◆ Task brief: Every line below should be copied exactly; drop the pictures.

** begin Records **

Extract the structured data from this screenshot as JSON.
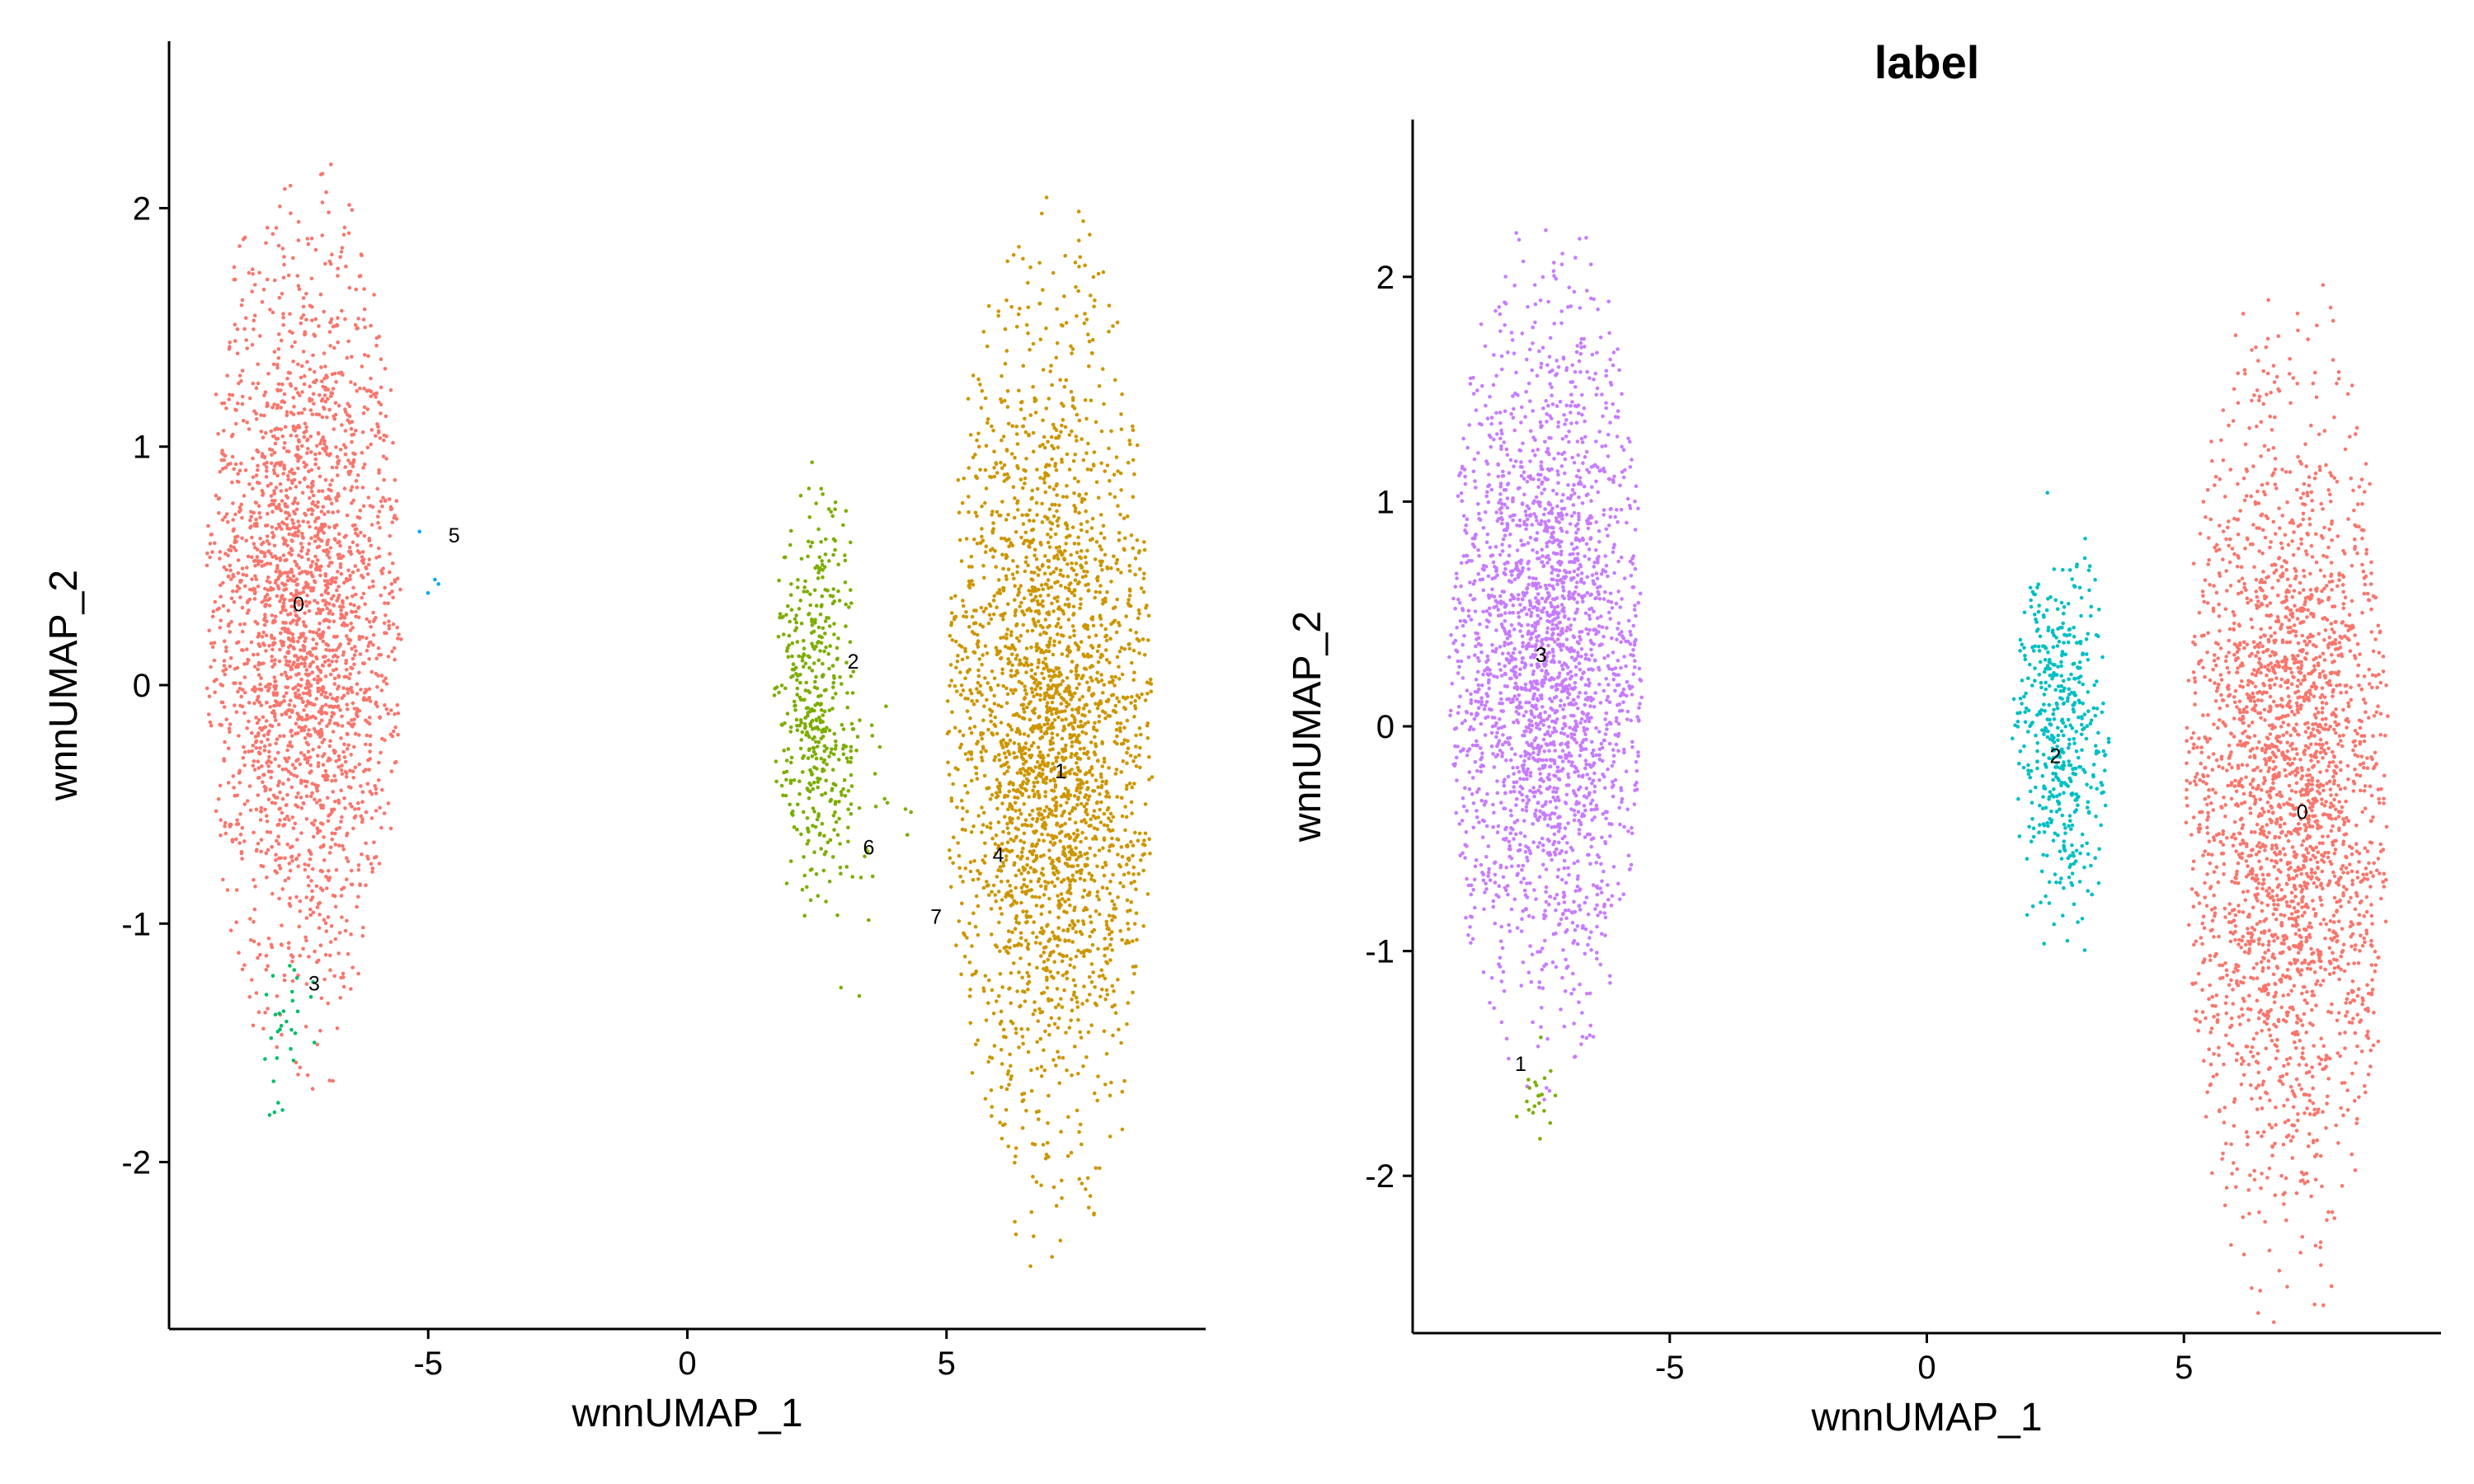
{
  "chart_data": [
    {
      "type": "scatter",
      "title": "",
      "xlabel": "wnnUMAP_1",
      "ylabel": "wnnUMAP_2",
      "xlim": [
        -10,
        10
      ],
      "ylim": [
        -2.7,
        2.7
      ],
      "xticks": [
        -5,
        0,
        5
      ],
      "yticks": [
        -2,
        -1,
        0,
        1,
        2
      ],
      "grid": false,
      "legend": "none",
      "groups": [
        {
          "name": "0",
          "color": "#F8766D",
          "center": [
            -7.4,
            0.3
          ],
          "spread": [
            0.9,
            0.72
          ],
          "n": 2400
        },
        {
          "name": "3",
          "color": "#00BE67",
          "center": [
            -7.7,
            -1.45
          ],
          "spread": [
            0.3,
            0.15
          ],
          "n": 30
        },
        {
          "name": "2",
          "color": "#7CAE00",
          "center": [
            2.5,
            -0.05
          ],
          "spread": [
            0.4,
            0.38
          ],
          "n": 450
        },
        {
          "name": "6",
          "color": "#7CAE00",
          "center": [
            3.3,
            -0.6
          ],
          "spread": [
            0.5,
            0.25
          ],
          "n": 30
        },
        {
          "name": "1",
          "color": "#CD9600",
          "center": [
            7.0,
            -0.2
          ],
          "spread": [
            0.95,
            0.8
          ],
          "n": 2600
        },
        {
          "name": "5",
          "color": "#00A9FF",
          "center": [
            -5.0,
            0.5
          ],
          "spread": [
            0.15,
            0.15
          ],
          "n": 4
        }
      ],
      "labels": [
        {
          "text": "0",
          "x": -7.5,
          "y": 0.34
        },
        {
          "text": "5",
          "x": -4.5,
          "y": 0.63
        },
        {
          "text": "2",
          "x": 3.2,
          "y": 0.1
        },
        {
          "text": "1",
          "x": 7.2,
          "y": -0.36
        },
        {
          "text": "6",
          "x": 3.5,
          "y": -0.68
        },
        {
          "text": "4",
          "x": 6.0,
          "y": -0.71
        },
        {
          "text": "7",
          "x": 4.8,
          "y": -0.97
        },
        {
          "text": "3",
          "x": -7.2,
          "y": -1.25
        }
      ]
    },
    {
      "type": "scatter",
      "title": "label",
      "xlabel": "wnnUMAP_1",
      "ylabel": "wnnUMAP_2",
      "xlim": [
        -10,
        10
      ],
      "ylim": [
        -2.7,
        2.7
      ],
      "xticks": [
        -5,
        0,
        5
      ],
      "yticks": [
        -2,
        -1,
        0,
        1,
        2
      ],
      "grid": false,
      "legend": "none",
      "groups": [
        {
          "name": "3",
          "color": "#C77CFF",
          "center": [
            -7.4,
            0.3
          ],
          "spread": [
            0.9,
            0.72
          ],
          "n": 2400
        },
        {
          "name": "1",
          "color": "#7CAE00",
          "center": [
            -7.6,
            -1.6
          ],
          "spread": [
            0.25,
            0.1
          ],
          "n": 20
        },
        {
          "name": "2",
          "color": "#00BFC4",
          "center": [
            2.6,
            -0.05
          ],
          "spread": [
            0.45,
            0.4
          ],
          "n": 500
        },
        {
          "name": "0",
          "color": "#F8766D",
          "center": [
            7.0,
            -0.3
          ],
          "spread": [
            0.95,
            0.85
          ],
          "n": 2600
        }
      ],
      "labels": [
        {
          "text": "3",
          "x": -7.5,
          "y": 0.32
        },
        {
          "text": "2",
          "x": 2.5,
          "y": -0.13
        },
        {
          "text": "0",
          "x": 7.3,
          "y": -0.38
        },
        {
          "text": "1",
          "x": -7.9,
          "y": -1.5
        }
      ]
    }
  ]
}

** end Records **

◆ Exercise solution:
Extract the structured data from this screenshot as JSON.
{
  "chart_data": [
    {
      "type": "scatter",
      "title": "",
      "xlabel": "wnnUMAP_1",
      "ylabel": "wnnUMAP_2",
      "xlim": [
        -10,
        10
      ],
      "ylim": [
        -2.7,
        2.7
      ],
      "xticks": [
        -5,
        0,
        5
      ],
      "yticks": [
        -2,
        -1,
        0,
        1,
        2
      ],
      "grid": false,
      "legend": "none",
      "groups": [
        {
          "name": "0",
          "color": "#F8766D",
          "center": [
            -7.4,
            0.3
          ],
          "spread": [
            0.9,
            0.72
          ],
          "n": 2400
        },
        {
          "name": "3",
          "color": "#00BE67",
          "center": [
            -7.7,
            -1.45
          ],
          "spread": [
            0.3,
            0.15
          ],
          "n": 30
        },
        {
          "name": "2",
          "color": "#7CAE00",
          "center": [
            2.5,
            -0.05
          ],
          "spread": [
            0.4,
            0.38
          ],
          "n": 450
        },
        {
          "name": "6",
          "color": "#7CAE00",
          "center": [
            3.3,
            -0.6
          ],
          "spread": [
            0.5,
            0.25
          ],
          "n": 30
        },
        {
          "name": "1",
          "color": "#CD9600",
          "center": [
            7.0,
            -0.2
          ],
          "spread": [
            0.95,
            0.8
          ],
          "n": 2600
        },
        {
          "name": "5",
          "color": "#00A9FF",
          "center": [
            -5.0,
            0.5
          ],
          "spread": [
            0.15,
            0.15
          ],
          "n": 4
        }
      ],
      "labels": [
        {
          "text": "0",
          "x": -7.5,
          "y": 0.34
        },
        {
          "text": "5",
          "x": -4.5,
          "y": 0.63
        },
        {
          "text": "2",
          "x": 3.2,
          "y": 0.1
        },
        {
          "text": "1",
          "x": 7.2,
          "y": -0.36
        },
        {
          "text": "6",
          "x": 3.5,
          "y": -0.68
        },
        {
          "text": "4",
          "x": 6.0,
          "y": -0.71
        },
        {
          "text": "7",
          "x": 4.8,
          "y": -0.97
        },
        {
          "text": "3",
          "x": -7.2,
          "y": -1.25
        }
      ]
    },
    {
      "type": "scatter",
      "title": "label",
      "xlabel": "wnnUMAP_1",
      "ylabel": "wnnUMAP_2",
      "xlim": [
        -10,
        10
      ],
      "ylim": [
        -2.7,
        2.7
      ],
      "xticks": [
        -5,
        0,
        5
      ],
      "yticks": [
        -2,
        -1,
        0,
        1,
        2
      ],
      "grid": false,
      "legend": "none",
      "groups": [
        {
          "name": "3",
          "color": "#C77CFF",
          "center": [
            -7.4,
            0.3
          ],
          "spread": [
            0.9,
            0.72
          ],
          "n": 2400
        },
        {
          "name": "1",
          "color": "#7CAE00",
          "center": [
            -7.6,
            -1.6
          ],
          "spread": [
            0.25,
            0.1
          ],
          "n": 20
        },
        {
          "name": "2",
          "color": "#00BFC4",
          "center": [
            2.6,
            -0.05
          ],
          "spread": [
            0.45,
            0.4
          ],
          "n": 500
        },
        {
          "name": "0",
          "color": "#F8766D",
          "center": [
            7.0,
            -0.3
          ],
          "spread": [
            0.95,
            0.85
          ],
          "n": 2600
        }
      ],
      "labels": [
        {
          "text": "3",
          "x": -7.5,
          "y": 0.32
        },
        {
          "text": "2",
          "x": 2.5,
          "y": -0.13
        },
        {
          "text": "0",
          "x": 7.3,
          "y": -0.38
        },
        {
          "text": "1",
          "x": -7.9,
          "y": -1.5
        }
      ]
    }
  ]
}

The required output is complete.